───── Provided data ─────

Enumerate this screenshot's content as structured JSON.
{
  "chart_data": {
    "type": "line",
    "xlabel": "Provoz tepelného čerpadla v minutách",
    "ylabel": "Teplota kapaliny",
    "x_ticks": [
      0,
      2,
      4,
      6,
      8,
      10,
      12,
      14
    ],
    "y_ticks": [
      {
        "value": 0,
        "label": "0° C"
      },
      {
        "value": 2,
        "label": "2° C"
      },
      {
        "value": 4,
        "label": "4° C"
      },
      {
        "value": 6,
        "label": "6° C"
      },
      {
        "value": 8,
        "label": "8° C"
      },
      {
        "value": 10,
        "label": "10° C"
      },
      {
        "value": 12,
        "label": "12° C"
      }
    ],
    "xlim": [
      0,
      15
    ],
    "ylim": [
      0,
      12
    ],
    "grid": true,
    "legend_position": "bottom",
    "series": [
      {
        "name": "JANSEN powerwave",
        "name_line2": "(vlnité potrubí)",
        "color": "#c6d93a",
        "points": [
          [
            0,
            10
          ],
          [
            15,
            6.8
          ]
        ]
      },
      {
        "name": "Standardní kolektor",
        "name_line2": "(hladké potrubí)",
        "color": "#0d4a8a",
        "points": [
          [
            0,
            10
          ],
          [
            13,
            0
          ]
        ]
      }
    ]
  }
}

─────

*Requirement*: Write the whole listing out again. Keep every line exactly as it is.

*Complete response*:
Enumerate this screenshot's content as structured JSON.
{
  "chart_data": {
    "type": "line",
    "xlabel": "Provoz tepelného čerpadla v minutách",
    "ylabel": "Teplota kapaliny",
    "x_ticks": [
      0,
      2,
      4,
      6,
      8,
      10,
      12,
      14
    ],
    "y_ticks": [
      {
        "value": 0,
        "label": "0° C"
      },
      {
        "value": 2,
        "label": "2° C"
      },
      {
        "value": 4,
        "label": "4° C"
      },
      {
        "value": 6,
        "label": "6° C"
      },
      {
        "value": 8,
        "label": "8° C"
      },
      {
        "value": 10,
        "label": "10° C"
      },
      {
        "value": 12,
        "label": "12° C"
      }
    ],
    "xlim": [
      0,
      15
    ],
    "ylim": [
      0,
      12
    ],
    "grid": true,
    "legend_position": "bottom",
    "series": [
      {
        "name": "JANSEN powerwave",
        "name_line2": "(vlnité potrubí)",
        "color": "#c6d93a",
        "points": [
          [
            0,
            10
          ],
          [
            15,
            6.8
          ]
        ]
      },
      {
        "name": "Standardní kolektor",
        "name_line2": "(hladké potrubí)",
        "color": "#0d4a8a",
        "points": [
          [
            0,
            10
          ],
          [
            13,
            0
          ]
        ]
      }
    ]
  }
}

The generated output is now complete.